All of the data below must be repeated exactly.

═════ Working data ═════

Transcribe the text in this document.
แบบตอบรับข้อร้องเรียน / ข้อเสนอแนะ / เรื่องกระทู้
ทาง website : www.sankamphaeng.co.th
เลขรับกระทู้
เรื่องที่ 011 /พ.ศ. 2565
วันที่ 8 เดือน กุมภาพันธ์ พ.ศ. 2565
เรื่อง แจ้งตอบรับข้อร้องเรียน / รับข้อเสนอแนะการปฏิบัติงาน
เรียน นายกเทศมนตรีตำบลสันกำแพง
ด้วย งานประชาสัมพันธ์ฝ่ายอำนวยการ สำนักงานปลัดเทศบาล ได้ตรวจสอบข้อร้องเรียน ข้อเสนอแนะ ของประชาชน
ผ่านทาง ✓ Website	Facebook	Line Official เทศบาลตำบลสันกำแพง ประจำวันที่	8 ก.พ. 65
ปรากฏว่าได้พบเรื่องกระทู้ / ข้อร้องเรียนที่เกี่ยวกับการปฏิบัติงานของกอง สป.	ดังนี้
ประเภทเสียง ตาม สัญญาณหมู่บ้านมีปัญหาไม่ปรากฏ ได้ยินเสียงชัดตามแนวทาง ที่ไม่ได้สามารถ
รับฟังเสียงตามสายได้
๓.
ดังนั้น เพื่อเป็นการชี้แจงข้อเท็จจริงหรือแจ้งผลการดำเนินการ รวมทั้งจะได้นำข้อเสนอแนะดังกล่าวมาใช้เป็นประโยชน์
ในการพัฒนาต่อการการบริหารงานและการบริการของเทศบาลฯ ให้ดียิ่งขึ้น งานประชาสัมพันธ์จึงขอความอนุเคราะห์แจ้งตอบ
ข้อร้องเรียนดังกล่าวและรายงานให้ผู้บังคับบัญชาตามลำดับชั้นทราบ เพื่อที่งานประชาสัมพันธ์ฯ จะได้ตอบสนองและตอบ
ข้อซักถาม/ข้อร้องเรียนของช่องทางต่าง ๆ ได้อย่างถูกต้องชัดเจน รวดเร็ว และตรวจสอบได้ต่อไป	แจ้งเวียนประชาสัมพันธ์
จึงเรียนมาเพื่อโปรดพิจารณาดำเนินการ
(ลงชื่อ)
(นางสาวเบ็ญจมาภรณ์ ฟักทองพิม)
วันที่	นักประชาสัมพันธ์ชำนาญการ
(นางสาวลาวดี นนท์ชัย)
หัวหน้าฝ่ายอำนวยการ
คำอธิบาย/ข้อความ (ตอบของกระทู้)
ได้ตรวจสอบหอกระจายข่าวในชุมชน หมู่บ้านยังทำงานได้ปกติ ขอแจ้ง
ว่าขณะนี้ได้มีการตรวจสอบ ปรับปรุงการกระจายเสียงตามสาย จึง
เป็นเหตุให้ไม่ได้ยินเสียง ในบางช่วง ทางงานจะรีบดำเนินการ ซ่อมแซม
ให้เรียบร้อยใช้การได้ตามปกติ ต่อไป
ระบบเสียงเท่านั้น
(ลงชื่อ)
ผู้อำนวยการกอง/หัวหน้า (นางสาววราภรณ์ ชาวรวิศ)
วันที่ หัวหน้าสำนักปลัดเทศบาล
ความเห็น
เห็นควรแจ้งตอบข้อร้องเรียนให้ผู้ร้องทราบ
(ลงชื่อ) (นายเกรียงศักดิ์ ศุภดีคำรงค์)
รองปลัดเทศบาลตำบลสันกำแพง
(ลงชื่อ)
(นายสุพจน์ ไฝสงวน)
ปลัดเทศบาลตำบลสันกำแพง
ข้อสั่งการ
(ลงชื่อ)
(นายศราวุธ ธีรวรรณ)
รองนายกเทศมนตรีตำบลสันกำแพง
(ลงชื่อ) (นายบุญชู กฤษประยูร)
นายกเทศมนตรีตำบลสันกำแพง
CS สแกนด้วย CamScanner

═════

▸ Task output:
Transcribe the text in this document.
แบบตอบรับข้อร้องเรียน / ข้อเสนอแนะ / เรื่องกระทู้
ทาง website : www.sankamphaeng.co.th
เลขรับกระทู้
เรื่องที่ 011 /พ.ศ. 2565
วันที่ 8 เดือน กุมภาพันธ์ พ.ศ. 2565
เรื่อง แจ้งตอบรับข้อร้องเรียน / รับข้อเสนอแนะการปฏิบัติงาน
เรียน นายกเทศมนตรีตำบลสันกำแพง
ด้วย งานประชาสัมพันธ์ฝ่ายอำนวยการ สำนักงานปลัดเทศบาล ได้ตรวจสอบข้อร้องเรียน ข้อเสนอแนะ ของประชาชน
ผ่านทาง ✓ Website	Facebook	Line Official เทศบาลตำบลสันกำแพง ประจำวันที่	8 ก.พ. 65
ปรากฏว่าได้พบเรื่องกระทู้ / ข้อร้องเรียนที่เกี่ยวกับการปฏิบัติงานของกอง สป.	ดังนี้
ประเภทเสียง ตาม สัญญาณหมู่บ้านมีปัญหาไม่ปรากฏ ได้ยินเสียงชัดตามแนวทาง ที่ไม่ได้สามารถ
รับฟังเสียงตามสายได้
๓.
ดังนั้น เพื่อเป็นการชี้แจงข้อเท็จจริงหรือแจ้งผลการดำเนินการ รวมทั้งจะได้นำข้อเสนอแนะดังกล่าวมาใช้เป็นประโยชน์
ในการพัฒนาต่อการการบริหารงานและการบริการของเทศบาลฯ ให้ดียิ่งขึ้น งานประชาสัมพันธ์จึงขอความอนุเคราะห์แจ้งตอบ
ข้อร้องเรียนดังกล่าวและรายงานให้ผู้บังคับบัญชาตามลำดับชั้นทราบ เพื่อที่งานประชาสัมพันธ์ฯ จะได้ตอบสนองและตอบ
ข้อซักถาม/ข้อร้องเรียนของช่องทางต่าง ๆ ได้อย่างถูกต้องชัดเจน รวดเร็ว และตรวจสอบได้ต่อไป	แจ้งเวียนประชาสัมพันธ์
จึงเรียนมาเพื่อโปรดพิจารณาดำเนินการ
(ลงชื่อ)
(นางสาวเบ็ญจมาภรณ์ ฟักทองพิม)
วันที่	นักประชาสัมพันธ์ชำนาญการ
(นางสาวลาวดี นนท์ชัย)
หัวหน้าฝ่ายอำนวยการ
คำอธิบาย/ข้อความ (ตอบของกระทู้)
ได้ตรวจสอบหอกระจายข่าวในชุมชน หมู่บ้านยังทำงานได้ปกติ ขอแจ้ง
ว่าขณะนี้ได้มีการตรวจสอบ ปรับปรุงการกระจายเสียงตามสาย จึง
เป็นเหตุให้ไม่ได้ยินเสียง ในบางช่วง ทางงานจะรีบดำเนินการ ซ่อมแซม
ให้เรียบร้อยใช้การได้ตามปกติ ต่อไป
ระบบเสียงเท่านั้น
(ลงชื่อ)
ผู้อำนวยการกอง/หัวหน้า (นางสาววราภรณ์ ชาวรวิศ)
วันที่ หัวหน้าสำนักปลัดเทศบาล
ความเห็น
เห็นควรแจ้งตอบข้อร้องเรียนให้ผู้ร้องทราบ
(ลงชื่อ) (นายเกรียงศักดิ์ ศุภดีคำรงค์)
รองปลัดเทศบาลตำบลสันกำแพง
(ลงชื่อ)
(นายสุพจน์ ไฝสงวน)
ปลัดเทศบาลตำบลสันกำแพง
ข้อสั่งการ
(ลงชื่อ)
(นายศราวุธ ธีรวรรณ)
รองนายกเทศมนตรีตำบลสันกำแพง
(ลงชื่อ) (นายบุญชู กฤษประยูร)
นายกเทศมนตรีตำบลสันกำแพง
CS สแกนด้วย CamScanner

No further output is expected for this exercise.